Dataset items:

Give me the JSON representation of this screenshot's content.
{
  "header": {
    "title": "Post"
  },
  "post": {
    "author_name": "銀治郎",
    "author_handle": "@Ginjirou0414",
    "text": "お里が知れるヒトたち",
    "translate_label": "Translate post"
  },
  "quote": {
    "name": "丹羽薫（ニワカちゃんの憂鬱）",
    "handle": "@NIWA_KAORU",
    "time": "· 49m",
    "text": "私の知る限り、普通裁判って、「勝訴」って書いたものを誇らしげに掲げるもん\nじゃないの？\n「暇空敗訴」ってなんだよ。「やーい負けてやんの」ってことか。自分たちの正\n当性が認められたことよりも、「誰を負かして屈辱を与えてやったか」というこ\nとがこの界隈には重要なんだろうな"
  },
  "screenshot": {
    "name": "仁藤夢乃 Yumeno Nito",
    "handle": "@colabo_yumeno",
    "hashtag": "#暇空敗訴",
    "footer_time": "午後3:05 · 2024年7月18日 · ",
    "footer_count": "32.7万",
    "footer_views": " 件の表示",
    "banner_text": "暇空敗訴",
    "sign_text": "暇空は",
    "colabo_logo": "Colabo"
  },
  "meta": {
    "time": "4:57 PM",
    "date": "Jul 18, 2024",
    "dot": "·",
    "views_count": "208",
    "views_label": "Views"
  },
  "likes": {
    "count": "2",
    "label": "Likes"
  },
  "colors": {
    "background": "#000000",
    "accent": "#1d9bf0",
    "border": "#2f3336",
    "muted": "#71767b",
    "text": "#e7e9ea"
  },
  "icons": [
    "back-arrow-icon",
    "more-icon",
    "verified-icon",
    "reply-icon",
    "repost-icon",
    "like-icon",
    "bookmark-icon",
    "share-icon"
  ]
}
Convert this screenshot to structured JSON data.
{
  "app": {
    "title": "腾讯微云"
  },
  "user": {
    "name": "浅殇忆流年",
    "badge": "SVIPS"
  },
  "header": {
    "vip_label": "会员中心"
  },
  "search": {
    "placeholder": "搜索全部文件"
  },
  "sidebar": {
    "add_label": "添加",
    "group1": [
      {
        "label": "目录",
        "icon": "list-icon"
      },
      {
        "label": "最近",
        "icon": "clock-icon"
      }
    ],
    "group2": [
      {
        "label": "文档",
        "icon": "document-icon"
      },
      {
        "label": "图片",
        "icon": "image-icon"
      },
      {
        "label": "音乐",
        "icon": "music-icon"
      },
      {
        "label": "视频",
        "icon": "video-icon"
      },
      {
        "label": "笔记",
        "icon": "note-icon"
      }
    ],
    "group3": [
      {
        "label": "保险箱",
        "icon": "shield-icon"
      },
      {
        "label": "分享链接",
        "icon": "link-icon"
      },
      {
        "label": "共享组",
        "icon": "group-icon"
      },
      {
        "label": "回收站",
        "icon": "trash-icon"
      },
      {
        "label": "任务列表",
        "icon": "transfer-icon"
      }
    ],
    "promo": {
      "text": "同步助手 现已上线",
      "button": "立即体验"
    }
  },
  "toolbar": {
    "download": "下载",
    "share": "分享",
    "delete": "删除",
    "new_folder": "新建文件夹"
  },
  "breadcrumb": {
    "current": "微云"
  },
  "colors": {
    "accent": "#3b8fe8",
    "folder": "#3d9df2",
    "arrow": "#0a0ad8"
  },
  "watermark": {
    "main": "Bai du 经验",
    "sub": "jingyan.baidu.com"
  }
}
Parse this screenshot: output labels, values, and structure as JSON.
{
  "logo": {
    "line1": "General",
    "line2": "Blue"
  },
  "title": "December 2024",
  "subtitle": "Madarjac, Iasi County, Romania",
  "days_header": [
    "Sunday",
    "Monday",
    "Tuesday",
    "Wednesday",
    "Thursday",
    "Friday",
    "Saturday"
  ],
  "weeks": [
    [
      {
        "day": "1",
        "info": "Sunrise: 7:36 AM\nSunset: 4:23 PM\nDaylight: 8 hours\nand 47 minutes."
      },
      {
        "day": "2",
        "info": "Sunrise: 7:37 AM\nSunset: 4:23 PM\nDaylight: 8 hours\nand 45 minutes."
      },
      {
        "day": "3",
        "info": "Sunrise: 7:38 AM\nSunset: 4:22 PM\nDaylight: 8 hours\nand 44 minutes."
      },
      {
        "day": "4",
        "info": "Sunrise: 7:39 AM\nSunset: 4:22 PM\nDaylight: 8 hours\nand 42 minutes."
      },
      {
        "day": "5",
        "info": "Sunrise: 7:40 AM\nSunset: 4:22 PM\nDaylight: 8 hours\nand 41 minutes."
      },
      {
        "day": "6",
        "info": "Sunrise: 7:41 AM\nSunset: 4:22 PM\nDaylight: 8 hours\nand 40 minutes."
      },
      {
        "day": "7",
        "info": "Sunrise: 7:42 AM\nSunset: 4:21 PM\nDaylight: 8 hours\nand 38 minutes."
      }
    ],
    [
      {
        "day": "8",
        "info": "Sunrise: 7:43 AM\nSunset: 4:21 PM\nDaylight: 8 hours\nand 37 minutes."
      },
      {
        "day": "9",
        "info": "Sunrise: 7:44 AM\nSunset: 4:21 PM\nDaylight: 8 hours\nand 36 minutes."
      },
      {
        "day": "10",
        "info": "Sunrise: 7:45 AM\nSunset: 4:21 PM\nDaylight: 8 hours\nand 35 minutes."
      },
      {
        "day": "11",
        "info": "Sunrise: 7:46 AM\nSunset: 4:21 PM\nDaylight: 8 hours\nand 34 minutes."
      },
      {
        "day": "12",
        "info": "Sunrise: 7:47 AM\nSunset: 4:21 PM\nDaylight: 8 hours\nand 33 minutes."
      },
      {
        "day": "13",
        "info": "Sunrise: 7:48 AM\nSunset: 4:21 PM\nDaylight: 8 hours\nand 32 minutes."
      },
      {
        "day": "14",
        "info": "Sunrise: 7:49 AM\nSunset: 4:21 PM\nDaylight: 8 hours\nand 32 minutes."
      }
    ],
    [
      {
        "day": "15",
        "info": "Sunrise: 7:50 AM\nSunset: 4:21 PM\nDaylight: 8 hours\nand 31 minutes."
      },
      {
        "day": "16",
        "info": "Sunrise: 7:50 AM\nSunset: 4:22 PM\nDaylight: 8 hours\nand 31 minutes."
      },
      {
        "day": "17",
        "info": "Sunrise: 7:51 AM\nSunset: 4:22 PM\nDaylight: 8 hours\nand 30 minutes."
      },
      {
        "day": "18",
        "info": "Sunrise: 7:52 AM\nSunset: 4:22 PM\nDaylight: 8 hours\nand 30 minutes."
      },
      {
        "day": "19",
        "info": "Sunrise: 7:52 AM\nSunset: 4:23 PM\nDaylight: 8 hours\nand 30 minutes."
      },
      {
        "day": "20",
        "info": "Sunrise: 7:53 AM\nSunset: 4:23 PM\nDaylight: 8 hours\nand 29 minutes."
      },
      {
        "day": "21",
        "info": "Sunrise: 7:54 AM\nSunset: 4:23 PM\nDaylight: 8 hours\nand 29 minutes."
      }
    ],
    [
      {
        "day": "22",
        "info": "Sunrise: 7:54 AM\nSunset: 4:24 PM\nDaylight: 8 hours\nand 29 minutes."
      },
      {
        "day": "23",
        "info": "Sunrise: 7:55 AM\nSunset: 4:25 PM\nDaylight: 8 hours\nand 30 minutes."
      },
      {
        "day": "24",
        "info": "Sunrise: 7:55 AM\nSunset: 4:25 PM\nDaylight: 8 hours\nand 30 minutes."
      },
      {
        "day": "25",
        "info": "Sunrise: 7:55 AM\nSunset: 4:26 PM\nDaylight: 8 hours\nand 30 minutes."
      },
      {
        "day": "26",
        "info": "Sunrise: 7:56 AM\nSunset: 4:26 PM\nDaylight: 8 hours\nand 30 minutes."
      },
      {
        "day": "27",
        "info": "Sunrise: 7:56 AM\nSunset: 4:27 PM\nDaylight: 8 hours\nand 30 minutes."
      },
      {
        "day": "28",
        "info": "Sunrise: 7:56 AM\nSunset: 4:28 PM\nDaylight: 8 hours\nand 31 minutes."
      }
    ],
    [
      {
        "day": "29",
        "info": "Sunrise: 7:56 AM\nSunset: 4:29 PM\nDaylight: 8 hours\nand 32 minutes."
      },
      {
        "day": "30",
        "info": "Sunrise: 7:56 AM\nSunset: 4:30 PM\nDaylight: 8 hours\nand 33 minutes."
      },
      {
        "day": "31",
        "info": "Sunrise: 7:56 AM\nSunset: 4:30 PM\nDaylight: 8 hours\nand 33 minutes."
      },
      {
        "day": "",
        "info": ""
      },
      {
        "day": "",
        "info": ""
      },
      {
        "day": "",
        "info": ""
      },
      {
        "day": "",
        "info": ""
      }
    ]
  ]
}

§ **What this task involves**
Return every line from the records above that holds the word "screenshot".

§ **Solved exercise**
Give me the JSON representation of this screenshot's content.
  "screenshot": {
Convert this screenshot to structured JSON data.
Parse this screenshot: output labels, values, and structure as JSON.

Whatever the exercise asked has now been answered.